**Short exercise:**
Search the material for the string "avoir" and copy each line where it occurs.

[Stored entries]
◆ ◆ ◆ ◆ ◆ ◆ ◆

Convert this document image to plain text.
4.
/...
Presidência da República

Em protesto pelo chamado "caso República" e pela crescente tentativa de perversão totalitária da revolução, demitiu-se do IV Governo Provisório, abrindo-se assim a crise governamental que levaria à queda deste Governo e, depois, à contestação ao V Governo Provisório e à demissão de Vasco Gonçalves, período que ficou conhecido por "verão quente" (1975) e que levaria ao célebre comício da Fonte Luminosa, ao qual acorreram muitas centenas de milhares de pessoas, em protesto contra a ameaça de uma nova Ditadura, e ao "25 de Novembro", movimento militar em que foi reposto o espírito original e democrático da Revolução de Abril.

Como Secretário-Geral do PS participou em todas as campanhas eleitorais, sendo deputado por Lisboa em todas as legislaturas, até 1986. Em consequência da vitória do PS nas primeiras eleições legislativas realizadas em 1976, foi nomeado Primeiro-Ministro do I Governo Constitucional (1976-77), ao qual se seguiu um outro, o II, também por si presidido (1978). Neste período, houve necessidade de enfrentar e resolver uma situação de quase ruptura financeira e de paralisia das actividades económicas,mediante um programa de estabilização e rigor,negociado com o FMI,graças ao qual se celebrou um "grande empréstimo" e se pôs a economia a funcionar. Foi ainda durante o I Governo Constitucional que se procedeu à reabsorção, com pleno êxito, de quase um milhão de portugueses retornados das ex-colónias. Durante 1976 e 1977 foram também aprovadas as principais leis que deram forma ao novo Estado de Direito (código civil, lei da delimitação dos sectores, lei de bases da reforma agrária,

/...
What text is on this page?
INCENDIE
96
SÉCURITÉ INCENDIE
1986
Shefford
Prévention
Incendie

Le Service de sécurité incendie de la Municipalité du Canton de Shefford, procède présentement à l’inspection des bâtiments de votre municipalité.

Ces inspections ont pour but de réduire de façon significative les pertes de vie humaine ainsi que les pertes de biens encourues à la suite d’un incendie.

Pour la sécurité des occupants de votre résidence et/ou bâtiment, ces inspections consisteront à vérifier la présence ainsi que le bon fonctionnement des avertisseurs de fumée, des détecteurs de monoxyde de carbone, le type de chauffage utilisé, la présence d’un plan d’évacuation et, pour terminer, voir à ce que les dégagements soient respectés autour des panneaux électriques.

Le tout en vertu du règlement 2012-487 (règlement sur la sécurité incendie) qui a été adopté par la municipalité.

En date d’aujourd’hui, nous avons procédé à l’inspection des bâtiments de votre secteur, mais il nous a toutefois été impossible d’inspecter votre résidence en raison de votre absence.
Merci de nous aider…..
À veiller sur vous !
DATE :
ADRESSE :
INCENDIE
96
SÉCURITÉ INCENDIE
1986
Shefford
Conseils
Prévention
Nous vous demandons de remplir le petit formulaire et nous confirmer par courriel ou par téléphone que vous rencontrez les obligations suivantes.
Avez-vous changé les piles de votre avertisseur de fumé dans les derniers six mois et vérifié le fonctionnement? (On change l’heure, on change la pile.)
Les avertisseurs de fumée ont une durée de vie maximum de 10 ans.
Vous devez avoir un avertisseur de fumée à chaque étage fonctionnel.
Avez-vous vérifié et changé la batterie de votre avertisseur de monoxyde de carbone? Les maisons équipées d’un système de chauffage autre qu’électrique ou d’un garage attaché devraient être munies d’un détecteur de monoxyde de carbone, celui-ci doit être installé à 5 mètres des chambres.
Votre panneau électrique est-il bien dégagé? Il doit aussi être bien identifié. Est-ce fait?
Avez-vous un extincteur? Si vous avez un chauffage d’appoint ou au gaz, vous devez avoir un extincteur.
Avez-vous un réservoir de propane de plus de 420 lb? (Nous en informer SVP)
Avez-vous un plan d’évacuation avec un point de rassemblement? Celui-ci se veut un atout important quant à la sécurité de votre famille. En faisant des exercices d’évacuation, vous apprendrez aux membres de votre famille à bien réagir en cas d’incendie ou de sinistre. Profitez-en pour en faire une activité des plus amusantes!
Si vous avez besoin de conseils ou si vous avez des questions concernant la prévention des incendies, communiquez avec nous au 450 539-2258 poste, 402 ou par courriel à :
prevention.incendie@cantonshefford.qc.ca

◆ ◆ ◆ ◆ ◆ ◆ ◆

**Worked answer:**
Vous devez avoir un avertisseur de fumée à chaque étage fonctionnel.
Avez-vous un extincteur? Si vous avez un chauffage d’appoint ou au gaz, vous devez avoir un extincteur.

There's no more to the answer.